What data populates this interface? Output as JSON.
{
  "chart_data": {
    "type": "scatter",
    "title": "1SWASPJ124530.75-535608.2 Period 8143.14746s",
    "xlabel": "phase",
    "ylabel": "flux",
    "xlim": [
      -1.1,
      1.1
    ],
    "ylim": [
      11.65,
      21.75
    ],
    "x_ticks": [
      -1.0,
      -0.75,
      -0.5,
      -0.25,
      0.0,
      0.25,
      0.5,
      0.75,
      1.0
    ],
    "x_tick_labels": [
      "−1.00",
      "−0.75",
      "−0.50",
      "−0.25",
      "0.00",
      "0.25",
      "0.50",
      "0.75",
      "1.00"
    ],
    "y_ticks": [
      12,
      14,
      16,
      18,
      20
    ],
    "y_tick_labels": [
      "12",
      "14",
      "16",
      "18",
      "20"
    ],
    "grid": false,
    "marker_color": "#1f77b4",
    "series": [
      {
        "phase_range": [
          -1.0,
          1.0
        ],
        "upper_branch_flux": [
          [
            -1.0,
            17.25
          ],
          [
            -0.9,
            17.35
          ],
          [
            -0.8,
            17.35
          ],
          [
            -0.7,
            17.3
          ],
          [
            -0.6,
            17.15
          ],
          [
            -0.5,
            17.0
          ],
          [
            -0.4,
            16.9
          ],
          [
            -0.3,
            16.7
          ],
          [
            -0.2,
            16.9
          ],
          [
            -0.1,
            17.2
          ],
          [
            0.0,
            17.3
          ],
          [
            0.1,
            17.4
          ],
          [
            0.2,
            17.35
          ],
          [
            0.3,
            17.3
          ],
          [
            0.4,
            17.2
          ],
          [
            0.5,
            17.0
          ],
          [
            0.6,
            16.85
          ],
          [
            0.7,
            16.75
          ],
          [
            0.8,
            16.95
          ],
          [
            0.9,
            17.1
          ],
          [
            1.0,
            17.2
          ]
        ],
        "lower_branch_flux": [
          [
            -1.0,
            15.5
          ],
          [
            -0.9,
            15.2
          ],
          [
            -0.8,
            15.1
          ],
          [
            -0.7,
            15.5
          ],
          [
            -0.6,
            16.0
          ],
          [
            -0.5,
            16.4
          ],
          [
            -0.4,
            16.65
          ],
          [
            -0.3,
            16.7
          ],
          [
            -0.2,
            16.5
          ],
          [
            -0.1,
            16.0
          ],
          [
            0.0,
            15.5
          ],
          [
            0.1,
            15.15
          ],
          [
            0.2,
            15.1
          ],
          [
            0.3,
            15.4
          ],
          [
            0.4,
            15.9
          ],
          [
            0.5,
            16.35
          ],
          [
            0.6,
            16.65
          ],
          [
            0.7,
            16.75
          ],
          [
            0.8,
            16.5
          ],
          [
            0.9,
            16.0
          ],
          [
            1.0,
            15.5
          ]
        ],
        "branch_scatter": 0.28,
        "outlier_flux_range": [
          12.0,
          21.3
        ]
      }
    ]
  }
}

▸ SET EXERCISE:
Retype the whole listing, matching it exactly.

▸ TASK SOLUTION:
What data populates this interface? Output as JSON.
{
  "chart_data": {
    "type": "scatter",
    "title": "1SWASPJ124530.75-535608.2 Period 8143.14746s",
    "xlabel": "phase",
    "ylabel": "flux",
    "xlim": [
      -1.1,
      1.1
    ],
    "ylim": [
      11.65,
      21.75
    ],
    "x_ticks": [
      -1.0,
      -0.75,
      -0.5,
      -0.25,
      0.0,
      0.25,
      0.5,
      0.75,
      1.0
    ],
    "x_tick_labels": [
      "−1.00",
      "−0.75",
      "−0.50",
      "−0.25",
      "0.00",
      "0.25",
      "0.50",
      "0.75",
      "1.00"
    ],
    "y_ticks": [
      12,
      14,
      16,
      18,
      20
    ],
    "y_tick_labels": [
      "12",
      "14",
      "16",
      "18",
      "20"
    ],
    "grid": false,
    "marker_color": "#1f77b4",
    "series": [
      {
        "phase_range": [
          -1.0,
          1.0
        ],
        "upper_branch_flux": [
          [
            -1.0,
            17.25
          ],
          [
            -0.9,
            17.35
          ],
          [
            -0.8,
            17.35
          ],
          [
            -0.7,
            17.3
          ],
          [
            -0.6,
            17.15
          ],
          [
            -0.5,
            17.0
          ],
          [
            -0.4,
            16.9
          ],
          [
            -0.3,
            16.7
          ],
          [
            -0.2,
            16.9
          ],
          [
            -0.1,
            17.2
          ],
          [
            0.0,
            17.3
          ],
          [
            0.1,
            17.4
          ],
          [
            0.2,
            17.35
          ],
          [
            0.3,
            17.3
          ],
          [
            0.4,
            17.2
          ],
          [
            0.5,
            17.0
          ],
          [
            0.6,
            16.85
          ],
          [
            0.7,
            16.75
          ],
          [
            0.8,
            16.95
          ],
          [
            0.9,
            17.1
          ],
          [
            1.0,
            17.2
          ]
        ],
        "lower_branch_flux": [
          [
            -1.0,
            15.5
          ],
          [
            -0.9,
            15.2
          ],
          [
            -0.8,
            15.1
          ],
          [
            -0.7,
            15.5
          ],
          [
            -0.6,
            16.0
          ],
          [
            -0.5,
            16.4
          ],
          [
            -0.4,
            16.65
          ],
          [
            -0.3,
            16.7
          ],
          [
            -0.2,
            16.5
          ],
          [
            -0.1,
            16.0
          ],
          [
            0.0,
            15.5
          ],
          [
            0.1,
            15.15
          ],
          [
            0.2,
            15.1
          ],
          [
            0.3,
            15.4
          ],
          [
            0.4,
            15.9
          ],
          [
            0.5,
            16.35
          ],
          [
            0.6,
            16.65
          ],
          [
            0.7,
            16.75
          ],
          [
            0.8,
            16.5
          ],
          [
            0.9,
            16.0
          ],
          [
            1.0,
            15.5
          ]
        ],
        "branch_scatter": 0.28,
        "outlier_flux_range": [
          12.0,
          21.3
        ]
      }
    ]
  }
}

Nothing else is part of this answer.